* What is asked: Collect all the lines that mention the word "screenshot".

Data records
========================================
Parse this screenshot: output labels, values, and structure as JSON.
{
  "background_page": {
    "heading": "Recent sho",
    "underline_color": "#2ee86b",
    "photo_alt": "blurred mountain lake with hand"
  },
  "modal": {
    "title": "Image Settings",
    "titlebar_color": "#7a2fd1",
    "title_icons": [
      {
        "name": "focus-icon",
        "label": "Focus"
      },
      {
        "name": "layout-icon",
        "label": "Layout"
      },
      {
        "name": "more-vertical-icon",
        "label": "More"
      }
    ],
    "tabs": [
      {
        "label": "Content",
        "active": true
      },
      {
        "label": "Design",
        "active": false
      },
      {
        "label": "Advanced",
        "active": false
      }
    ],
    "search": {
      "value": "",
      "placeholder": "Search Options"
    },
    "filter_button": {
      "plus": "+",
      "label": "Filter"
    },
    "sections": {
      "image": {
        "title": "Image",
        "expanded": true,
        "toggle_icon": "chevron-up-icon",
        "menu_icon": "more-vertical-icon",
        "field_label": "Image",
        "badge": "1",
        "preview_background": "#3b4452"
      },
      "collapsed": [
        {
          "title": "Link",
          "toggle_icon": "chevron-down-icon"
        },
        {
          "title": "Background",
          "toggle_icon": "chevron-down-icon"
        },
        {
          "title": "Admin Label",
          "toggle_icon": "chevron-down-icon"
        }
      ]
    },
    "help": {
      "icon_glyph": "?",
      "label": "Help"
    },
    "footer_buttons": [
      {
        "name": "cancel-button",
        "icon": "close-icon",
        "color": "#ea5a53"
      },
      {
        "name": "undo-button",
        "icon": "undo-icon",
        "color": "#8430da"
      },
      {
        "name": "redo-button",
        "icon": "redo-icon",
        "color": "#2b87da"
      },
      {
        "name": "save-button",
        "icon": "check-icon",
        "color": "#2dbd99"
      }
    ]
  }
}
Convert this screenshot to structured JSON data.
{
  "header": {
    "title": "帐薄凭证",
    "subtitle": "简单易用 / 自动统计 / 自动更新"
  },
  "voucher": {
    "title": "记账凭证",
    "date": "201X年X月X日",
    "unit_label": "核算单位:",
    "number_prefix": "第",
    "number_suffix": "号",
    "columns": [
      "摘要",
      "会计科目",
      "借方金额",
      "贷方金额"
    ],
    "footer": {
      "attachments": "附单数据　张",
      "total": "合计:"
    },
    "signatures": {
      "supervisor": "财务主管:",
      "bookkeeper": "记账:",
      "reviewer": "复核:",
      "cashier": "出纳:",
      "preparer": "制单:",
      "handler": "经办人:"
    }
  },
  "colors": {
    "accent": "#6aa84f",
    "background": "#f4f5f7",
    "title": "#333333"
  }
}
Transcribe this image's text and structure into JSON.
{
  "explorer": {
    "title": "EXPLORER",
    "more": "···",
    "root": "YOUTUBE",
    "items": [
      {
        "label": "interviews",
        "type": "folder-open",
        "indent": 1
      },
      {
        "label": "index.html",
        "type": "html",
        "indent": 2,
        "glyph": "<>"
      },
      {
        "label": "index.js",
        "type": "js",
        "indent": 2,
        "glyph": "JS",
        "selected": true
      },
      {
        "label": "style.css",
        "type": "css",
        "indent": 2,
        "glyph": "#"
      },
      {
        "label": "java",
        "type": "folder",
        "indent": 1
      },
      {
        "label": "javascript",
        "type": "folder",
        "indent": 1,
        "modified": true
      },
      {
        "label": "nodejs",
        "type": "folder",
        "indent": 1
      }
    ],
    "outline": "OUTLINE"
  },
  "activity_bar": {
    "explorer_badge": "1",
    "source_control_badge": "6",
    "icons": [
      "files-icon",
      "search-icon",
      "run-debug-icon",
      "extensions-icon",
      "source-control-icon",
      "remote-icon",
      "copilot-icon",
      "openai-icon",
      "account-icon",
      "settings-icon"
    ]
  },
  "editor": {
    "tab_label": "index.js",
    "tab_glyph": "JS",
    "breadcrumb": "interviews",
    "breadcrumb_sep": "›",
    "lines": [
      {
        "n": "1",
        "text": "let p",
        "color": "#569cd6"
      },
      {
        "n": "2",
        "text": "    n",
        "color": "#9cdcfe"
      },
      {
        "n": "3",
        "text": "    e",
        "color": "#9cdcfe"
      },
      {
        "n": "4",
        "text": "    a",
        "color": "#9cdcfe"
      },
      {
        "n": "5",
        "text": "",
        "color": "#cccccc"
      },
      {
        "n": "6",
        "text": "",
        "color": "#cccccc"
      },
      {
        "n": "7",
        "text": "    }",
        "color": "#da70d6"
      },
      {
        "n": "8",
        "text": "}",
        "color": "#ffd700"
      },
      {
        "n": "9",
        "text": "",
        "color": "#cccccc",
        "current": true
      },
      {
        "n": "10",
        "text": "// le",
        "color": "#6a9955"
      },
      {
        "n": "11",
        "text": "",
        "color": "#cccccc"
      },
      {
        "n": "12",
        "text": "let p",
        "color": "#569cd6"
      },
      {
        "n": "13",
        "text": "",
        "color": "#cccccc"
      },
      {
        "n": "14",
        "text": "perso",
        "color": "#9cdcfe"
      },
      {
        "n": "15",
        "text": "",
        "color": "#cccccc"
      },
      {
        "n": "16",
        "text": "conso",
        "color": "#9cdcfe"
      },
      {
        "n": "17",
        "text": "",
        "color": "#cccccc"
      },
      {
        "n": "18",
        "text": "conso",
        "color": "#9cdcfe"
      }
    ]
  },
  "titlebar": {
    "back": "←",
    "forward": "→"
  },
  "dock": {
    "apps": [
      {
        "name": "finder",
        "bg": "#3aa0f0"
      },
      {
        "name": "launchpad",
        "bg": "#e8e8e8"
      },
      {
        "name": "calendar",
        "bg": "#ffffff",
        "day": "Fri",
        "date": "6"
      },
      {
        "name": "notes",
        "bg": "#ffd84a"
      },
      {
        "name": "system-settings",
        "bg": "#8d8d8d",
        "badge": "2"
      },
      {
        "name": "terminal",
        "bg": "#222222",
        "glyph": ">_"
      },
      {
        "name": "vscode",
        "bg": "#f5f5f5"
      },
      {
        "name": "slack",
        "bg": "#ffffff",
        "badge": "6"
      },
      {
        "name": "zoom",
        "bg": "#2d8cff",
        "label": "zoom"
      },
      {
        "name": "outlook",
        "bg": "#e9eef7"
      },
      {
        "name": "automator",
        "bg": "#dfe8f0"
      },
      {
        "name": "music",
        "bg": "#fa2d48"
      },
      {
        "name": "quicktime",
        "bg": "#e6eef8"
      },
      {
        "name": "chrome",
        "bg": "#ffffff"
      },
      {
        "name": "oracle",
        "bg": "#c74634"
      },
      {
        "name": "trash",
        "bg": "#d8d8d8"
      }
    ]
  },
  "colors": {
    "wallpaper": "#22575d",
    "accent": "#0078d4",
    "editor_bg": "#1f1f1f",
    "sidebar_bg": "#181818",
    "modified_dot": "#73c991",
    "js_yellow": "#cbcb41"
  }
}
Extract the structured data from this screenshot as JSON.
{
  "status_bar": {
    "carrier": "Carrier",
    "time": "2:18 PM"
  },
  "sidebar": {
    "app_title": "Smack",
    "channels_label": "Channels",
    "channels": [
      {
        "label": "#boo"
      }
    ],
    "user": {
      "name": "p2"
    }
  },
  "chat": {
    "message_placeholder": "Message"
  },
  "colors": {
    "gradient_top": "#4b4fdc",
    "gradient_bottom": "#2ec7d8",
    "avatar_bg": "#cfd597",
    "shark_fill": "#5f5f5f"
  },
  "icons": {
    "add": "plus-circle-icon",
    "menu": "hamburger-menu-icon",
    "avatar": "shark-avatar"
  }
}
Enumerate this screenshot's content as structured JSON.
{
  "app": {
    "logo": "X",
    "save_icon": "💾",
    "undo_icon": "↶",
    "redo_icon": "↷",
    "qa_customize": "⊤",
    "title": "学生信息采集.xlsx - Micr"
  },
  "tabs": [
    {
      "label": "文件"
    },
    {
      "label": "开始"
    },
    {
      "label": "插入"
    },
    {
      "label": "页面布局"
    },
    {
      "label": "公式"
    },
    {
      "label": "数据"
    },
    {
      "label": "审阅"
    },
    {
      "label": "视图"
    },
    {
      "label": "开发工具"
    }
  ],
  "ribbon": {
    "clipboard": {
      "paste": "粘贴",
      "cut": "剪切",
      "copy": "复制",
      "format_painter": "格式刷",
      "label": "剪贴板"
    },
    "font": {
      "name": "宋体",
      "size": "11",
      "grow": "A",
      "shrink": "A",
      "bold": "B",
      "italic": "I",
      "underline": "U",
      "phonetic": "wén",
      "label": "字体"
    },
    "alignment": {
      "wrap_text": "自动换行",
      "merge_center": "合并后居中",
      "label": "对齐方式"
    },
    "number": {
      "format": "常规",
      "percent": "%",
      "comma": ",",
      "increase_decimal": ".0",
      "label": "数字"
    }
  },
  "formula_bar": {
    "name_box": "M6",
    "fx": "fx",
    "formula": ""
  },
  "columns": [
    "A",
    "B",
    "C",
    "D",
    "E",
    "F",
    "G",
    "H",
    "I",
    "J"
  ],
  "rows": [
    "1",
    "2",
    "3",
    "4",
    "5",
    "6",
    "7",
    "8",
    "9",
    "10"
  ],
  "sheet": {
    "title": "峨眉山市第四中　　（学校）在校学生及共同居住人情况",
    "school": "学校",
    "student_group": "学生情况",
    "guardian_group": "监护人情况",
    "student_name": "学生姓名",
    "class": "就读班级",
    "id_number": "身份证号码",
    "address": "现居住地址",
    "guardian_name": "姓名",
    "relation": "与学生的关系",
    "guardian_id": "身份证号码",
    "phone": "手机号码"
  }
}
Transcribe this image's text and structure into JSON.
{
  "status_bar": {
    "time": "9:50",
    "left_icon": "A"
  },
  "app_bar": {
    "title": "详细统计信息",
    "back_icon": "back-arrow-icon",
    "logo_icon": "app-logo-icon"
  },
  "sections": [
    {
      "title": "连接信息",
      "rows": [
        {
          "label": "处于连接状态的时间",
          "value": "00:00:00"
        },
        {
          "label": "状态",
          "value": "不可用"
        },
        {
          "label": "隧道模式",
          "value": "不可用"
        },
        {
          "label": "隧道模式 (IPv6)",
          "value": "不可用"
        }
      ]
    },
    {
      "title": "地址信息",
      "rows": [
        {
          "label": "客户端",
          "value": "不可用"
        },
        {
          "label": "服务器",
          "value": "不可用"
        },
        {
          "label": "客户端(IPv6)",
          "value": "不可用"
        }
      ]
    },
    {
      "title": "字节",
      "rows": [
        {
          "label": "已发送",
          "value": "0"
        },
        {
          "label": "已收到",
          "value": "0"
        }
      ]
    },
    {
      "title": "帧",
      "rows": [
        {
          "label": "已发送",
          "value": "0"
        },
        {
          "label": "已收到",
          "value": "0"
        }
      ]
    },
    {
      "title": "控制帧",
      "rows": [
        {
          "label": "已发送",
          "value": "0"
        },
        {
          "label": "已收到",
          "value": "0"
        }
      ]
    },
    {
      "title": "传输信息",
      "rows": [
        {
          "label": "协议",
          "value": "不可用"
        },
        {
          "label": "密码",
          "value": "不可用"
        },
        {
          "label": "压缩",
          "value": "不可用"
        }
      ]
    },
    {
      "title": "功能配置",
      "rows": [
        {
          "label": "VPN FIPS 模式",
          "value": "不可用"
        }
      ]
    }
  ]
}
========================================
* Finished task:
Parse this screenshot: output labels, values, and structure as JSON.
Convert this screenshot to structured JSON data.
Extract the structured data from this screenshot as JSON.
Enumerate this screenshot's content as structured JSON.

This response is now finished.